[Data entries for graphics]
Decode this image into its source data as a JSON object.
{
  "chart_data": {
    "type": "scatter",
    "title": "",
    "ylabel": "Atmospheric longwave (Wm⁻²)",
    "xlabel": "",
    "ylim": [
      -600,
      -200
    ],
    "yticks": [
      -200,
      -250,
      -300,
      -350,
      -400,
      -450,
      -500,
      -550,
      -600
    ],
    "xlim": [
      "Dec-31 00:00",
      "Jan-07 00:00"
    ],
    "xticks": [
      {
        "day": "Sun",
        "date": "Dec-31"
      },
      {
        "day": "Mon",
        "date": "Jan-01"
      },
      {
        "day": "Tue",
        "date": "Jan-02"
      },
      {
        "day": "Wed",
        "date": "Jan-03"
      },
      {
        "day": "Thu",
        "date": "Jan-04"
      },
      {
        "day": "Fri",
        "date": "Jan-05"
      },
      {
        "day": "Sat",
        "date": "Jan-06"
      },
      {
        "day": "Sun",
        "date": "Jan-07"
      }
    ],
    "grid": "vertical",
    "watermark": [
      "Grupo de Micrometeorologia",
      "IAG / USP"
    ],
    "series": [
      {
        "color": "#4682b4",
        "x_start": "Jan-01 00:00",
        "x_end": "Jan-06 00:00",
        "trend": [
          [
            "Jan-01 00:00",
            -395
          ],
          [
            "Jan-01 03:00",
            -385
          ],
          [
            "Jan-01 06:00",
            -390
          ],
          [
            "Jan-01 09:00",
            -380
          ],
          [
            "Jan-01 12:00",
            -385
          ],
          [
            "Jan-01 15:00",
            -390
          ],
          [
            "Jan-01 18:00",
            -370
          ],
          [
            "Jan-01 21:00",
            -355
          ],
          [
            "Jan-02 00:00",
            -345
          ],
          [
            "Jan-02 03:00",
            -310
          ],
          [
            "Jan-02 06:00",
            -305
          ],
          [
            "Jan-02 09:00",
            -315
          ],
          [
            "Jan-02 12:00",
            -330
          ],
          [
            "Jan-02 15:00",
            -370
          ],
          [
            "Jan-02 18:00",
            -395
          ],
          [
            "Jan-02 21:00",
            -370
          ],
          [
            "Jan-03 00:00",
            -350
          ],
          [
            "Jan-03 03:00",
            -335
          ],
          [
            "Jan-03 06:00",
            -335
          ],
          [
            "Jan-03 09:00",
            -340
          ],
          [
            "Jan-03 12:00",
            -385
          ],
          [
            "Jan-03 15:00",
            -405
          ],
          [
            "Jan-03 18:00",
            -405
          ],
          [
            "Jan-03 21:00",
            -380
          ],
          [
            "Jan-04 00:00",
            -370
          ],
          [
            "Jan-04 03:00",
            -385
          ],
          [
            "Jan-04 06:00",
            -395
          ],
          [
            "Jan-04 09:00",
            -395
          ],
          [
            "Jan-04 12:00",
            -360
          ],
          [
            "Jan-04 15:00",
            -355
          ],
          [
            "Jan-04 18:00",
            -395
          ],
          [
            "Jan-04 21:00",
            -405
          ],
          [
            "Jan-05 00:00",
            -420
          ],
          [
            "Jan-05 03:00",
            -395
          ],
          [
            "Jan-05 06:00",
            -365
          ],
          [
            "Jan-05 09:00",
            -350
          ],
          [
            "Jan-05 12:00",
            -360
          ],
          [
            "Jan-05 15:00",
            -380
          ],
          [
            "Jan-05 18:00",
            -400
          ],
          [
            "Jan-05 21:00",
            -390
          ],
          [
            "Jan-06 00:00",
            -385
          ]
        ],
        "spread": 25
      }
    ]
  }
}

**What to work on**. Return the listing above word for word.

**Output below**.
Decode this image into its source data as a JSON object.
{
  "chart_data": {
    "type": "scatter",
    "title": "",
    "ylabel": "Atmospheric longwave (Wm⁻²)",
    "xlabel": "",
    "ylim": [
      -600,
      -200
    ],
    "yticks": [
      -200,
      -250,
      -300,
      -350,
      -400,
      -450,
      -500,
      -550,
      -600
    ],
    "xlim": [
      "Dec-31 00:00",
      "Jan-07 00:00"
    ],
    "xticks": [
      {
        "day": "Sun",
        "date": "Dec-31"
      },
      {
        "day": "Mon",
        "date": "Jan-01"
      },
      {
        "day": "Tue",
        "date": "Jan-02"
      },
      {
        "day": "Wed",
        "date": "Jan-03"
      },
      {
        "day": "Thu",
        "date": "Jan-04"
      },
      {
        "day": "Fri",
        "date": "Jan-05"
      },
      {
        "day": "Sat",
        "date": "Jan-06"
      },
      {
        "day": "Sun",
        "date": "Jan-07"
      }
    ],
    "grid": "vertical",
    "watermark": [
      "Grupo de Micrometeorologia",
      "IAG / USP"
    ],
    "series": [
      {
        "color": "#4682b4",
        "x_start": "Jan-01 00:00",
        "x_end": "Jan-06 00:00",
        "trend": [
          [
            "Jan-01 00:00",
            -395
          ],
          [
            "Jan-01 03:00",
            -385
          ],
          [
            "Jan-01 06:00",
            -390
          ],
          [
            "Jan-01 09:00",
            -380
          ],
          [
            "Jan-01 12:00",
            -385
          ],
          [
            "Jan-01 15:00",
            -390
          ],
          [
            "Jan-01 18:00",
            -370
          ],
          [
            "Jan-01 21:00",
            -355
          ],
          [
            "Jan-02 00:00",
            -345
          ],
          [
            "Jan-02 03:00",
            -310
          ],
          [
            "Jan-02 06:00",
            -305
          ],
          [
            "Jan-02 09:00",
            -315
          ],
          [
            "Jan-02 12:00",
            -330
          ],
          [
            "Jan-02 15:00",
            -370
          ],
          [
            "Jan-02 18:00",
            -395
          ],
          [
            "Jan-02 21:00",
            -370
          ],
          [
            "Jan-03 00:00",
            -350
          ],
          [
            "Jan-03 03:00",
            -335
          ],
          [
            "Jan-03 06:00",
            -335
          ],
          [
            "Jan-03 09:00",
            -340
          ],
          [
            "Jan-03 12:00",
            -385
          ],
          [
            "Jan-03 15:00",
            -405
          ],
          [
            "Jan-03 18:00",
            -405
          ],
          [
            "Jan-03 21:00",
            -380
          ],
          [
            "Jan-04 00:00",
            -370
          ],
          [
            "Jan-04 03:00",
            -385
          ],
          [
            "Jan-04 06:00",
            -395
          ],
          [
            "Jan-04 09:00",
            -395
          ],
          [
            "Jan-04 12:00",
            -360
          ],
          [
            "Jan-04 15:00",
            -355
          ],
          [
            "Jan-04 18:00",
            -395
          ],
          [
            "Jan-04 21:00",
            -405
          ],
          [
            "Jan-05 00:00",
            -420
          ],
          [
            "Jan-05 03:00",
            -395
          ],
          [
            "Jan-05 06:00",
            -365
          ],
          [
            "Jan-05 09:00",
            -350
          ],
          [
            "Jan-05 12:00",
            -360
          ],
          [
            "Jan-05 15:00",
            -380
          ],
          [
            "Jan-05 18:00",
            -400
          ],
          [
            "Jan-05 21:00",
            -390
          ],
          [
            "Jan-06 00:00",
            -385
          ]
        ],
        "spread": 25
      }
    ]
  }
}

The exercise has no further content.